Required task: Write out the records below once more, exactly as they stand.

Dataset items:
◇ ◇ ◇ ◇ ◇ ◇ ◇

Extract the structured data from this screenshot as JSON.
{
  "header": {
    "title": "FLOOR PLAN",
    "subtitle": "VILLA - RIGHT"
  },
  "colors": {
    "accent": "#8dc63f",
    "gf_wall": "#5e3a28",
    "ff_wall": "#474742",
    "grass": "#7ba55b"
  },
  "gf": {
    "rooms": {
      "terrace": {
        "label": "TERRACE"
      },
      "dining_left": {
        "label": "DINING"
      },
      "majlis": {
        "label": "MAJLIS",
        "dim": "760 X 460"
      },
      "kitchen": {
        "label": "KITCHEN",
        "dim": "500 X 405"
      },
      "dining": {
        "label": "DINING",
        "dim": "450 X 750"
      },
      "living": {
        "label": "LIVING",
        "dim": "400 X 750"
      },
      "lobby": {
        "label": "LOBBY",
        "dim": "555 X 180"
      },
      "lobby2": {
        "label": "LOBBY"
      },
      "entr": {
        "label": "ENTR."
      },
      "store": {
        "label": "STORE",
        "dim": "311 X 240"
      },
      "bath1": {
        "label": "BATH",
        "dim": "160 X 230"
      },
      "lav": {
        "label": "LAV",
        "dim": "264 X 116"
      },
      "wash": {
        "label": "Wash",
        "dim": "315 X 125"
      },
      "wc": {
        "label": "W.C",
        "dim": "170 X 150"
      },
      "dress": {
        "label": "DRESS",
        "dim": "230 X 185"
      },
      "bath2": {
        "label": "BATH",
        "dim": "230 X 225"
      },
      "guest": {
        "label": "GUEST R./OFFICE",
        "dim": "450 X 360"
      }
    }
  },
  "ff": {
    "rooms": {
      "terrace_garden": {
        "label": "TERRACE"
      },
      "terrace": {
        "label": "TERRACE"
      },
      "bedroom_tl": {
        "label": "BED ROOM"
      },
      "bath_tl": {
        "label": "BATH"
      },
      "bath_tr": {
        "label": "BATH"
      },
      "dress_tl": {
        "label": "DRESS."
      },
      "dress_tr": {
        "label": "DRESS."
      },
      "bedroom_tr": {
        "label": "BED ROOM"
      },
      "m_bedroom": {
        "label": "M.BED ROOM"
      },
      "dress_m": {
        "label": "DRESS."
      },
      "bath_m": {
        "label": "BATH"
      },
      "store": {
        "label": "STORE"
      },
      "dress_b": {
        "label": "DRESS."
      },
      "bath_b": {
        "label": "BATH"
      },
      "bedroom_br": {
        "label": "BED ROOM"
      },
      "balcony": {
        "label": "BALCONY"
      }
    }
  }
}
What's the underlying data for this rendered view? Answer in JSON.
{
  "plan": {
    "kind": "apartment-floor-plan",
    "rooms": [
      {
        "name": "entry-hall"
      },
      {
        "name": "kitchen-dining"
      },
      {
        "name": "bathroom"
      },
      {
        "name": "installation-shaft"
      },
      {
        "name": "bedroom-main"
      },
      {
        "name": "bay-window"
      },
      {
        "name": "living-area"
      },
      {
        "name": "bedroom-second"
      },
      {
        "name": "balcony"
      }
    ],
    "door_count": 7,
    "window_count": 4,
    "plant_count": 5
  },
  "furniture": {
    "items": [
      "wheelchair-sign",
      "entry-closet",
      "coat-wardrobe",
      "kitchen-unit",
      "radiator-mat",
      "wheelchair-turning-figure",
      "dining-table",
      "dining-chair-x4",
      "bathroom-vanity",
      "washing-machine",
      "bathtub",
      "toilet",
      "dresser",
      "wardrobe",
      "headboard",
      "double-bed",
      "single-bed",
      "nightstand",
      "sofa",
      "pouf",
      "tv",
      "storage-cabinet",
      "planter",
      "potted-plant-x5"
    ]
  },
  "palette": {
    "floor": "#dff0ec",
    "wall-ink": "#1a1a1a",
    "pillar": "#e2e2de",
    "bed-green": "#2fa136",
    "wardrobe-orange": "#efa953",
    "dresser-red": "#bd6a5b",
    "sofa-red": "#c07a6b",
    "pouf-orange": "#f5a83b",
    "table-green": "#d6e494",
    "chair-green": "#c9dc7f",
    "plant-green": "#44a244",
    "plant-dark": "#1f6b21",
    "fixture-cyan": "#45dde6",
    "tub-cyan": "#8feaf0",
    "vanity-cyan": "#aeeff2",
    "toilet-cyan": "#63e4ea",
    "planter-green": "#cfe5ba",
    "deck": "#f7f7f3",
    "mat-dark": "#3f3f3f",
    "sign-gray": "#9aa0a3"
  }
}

◇ ◇ ◇ ◇ ◇ ◇ ◇

Exercise result:
Extract the structured data from this screenshot as JSON.
{
  "header": {
    "title": "FLOOR PLAN",
    "subtitle": "VILLA - RIGHT"
  },
  "colors": {
    "accent": "#8dc63f",
    "gf_wall": "#5e3a28",
    "ff_wall": "#474742",
    "grass": "#7ba55b"
  },
  "gf": {
    "rooms": {
      "terrace": {
        "label": "TERRACE"
      },
      "dining_left": {
        "label": "DINING"
      },
      "majlis": {
        "label": "MAJLIS",
        "dim": "760 X 460"
      },
      "kitchen": {
        "label": "KITCHEN",
        "dim": "500 X 405"
      },
      "dining": {
        "label": "DINING",
        "dim": "450 X 750"
      },
      "living": {
        "label": "LIVING",
        "dim": "400 X 750"
      },
      "lobby": {
        "label": "LOBBY",
        "dim": "555 X 180"
      },
      "lobby2": {
        "label": "LOBBY"
      },
      "entr": {
        "label": "ENTR."
      },
      "store": {
        "label": "STORE",
        "dim": "311 X 240"
      },
      "bath1": {
        "label": "BATH",
        "dim": "160 X 230"
      },
      "lav": {
        "label": "LAV",
        "dim": "264 X 116"
      },
      "wash": {
        "label": "Wash",
        "dim": "315 X 125"
      },
      "wc": {
        "label": "W.C",
        "dim": "170 X 150"
      },
      "dress": {
        "label": "DRESS",
        "dim": "230 X 185"
      },
      "bath2": {
        "label": "BATH",
        "dim": "230 X 225"
      },
      "guest": {
        "label": "GUEST R./OFFICE",
        "dim": "450 X 360"
      }
    }
  },
  "ff": {
    "rooms": {
      "terrace_garden": {
        "label": "TERRACE"
      },
      "terrace": {
        "label": "TERRACE"
      },
      "bedroom_tl": {
        "label": "BED ROOM"
      },
      "bath_tl": {
        "label": "BATH"
      },
      "bath_tr": {
        "label": "BATH"
      },
      "dress_tl": {
        "label": "DRESS."
      },
      "dress_tr": {
        "label": "DRESS."
      },
      "bedroom_tr": {
        "label": "BED ROOM"
      },
      "m_bedroom": {
        "label": "M.BED ROOM"
      },
      "dress_m": {
        "label": "DRESS."
      },
      "bath_m": {
        "label": "BATH"
      },
      "store": {
        "label": "STORE"
      },
      "dress_b": {
        "label": "DRESS."
      },
      "bath_b": {
        "label": "BATH"
      },
      "bedroom_br": {
        "label": "BED ROOM"
      },
      "balcony": {
        "label": "BALCONY"
      }
    }
  }
}
What's the underlying data for this rendered view? Answer in JSON.
{
  "plan": {
    "kind": "apartment-floor-plan",
    "rooms": [
      {
        "name": "entry-hall"
      },
      {
        "name": "kitchen-dining"
      },
      {
        "name": "bathroom"
      },
      {
        "name": "installation-shaft"
      },
      {
        "name": "bedroom-main"
      },
      {
        "name": "bay-window"
      },
      {
        "name": "living-area"
      },
      {
        "name": "bedroom-second"
      },
      {
        "name": "balcony"
      }
    ],
    "door_count": 7,
    "window_count": 4,
    "plant_count": 5
  },
  "furniture": {
    "items": [
      "wheelchair-sign",
      "entry-closet",
      "coat-wardrobe",
      "kitchen-unit",
      "radiator-mat",
      "wheelchair-turning-figure",
      "dining-table",
      "dining-chair-x4",
      "bathroom-vanity",
      "washing-machine",
      "bathtub",
      "toilet",
      "dresser",
      "wardrobe",
      "headboard",
      "double-bed",
      "single-bed",
      "nightstand",
      "sofa",
      "pouf",
      "tv",
      "storage-cabinet",
      "planter",
      "potted-plant-x5"
    ]
  },
  "palette": {
    "floor": "#dff0ec",
    "wall-ink": "#1a1a1a",
    "pillar": "#e2e2de",
    "bed-green": "#2fa136",
    "wardrobe-orange": "#efa953",
    "dresser-red": "#bd6a5b",
    "sofa-red": "#c07a6b",
    "pouf-orange": "#f5a83b",
    "table-green": "#d6e494",
    "chair-green": "#c9dc7f",
    "plant-green": "#44a244",
    "plant-dark": "#1f6b21",
    "fixture-cyan": "#45dde6",
    "tub-cyan": "#8feaf0",
    "vanity-cyan": "#aeeff2",
    "toilet-cyan": "#63e4ea",
    "planter-green": "#cfe5ba",
    "deck": "#f7f7f3",
    "mat-dark": "#3f3f3f",
    "sign-gray": "#9aa0a3"
  }
}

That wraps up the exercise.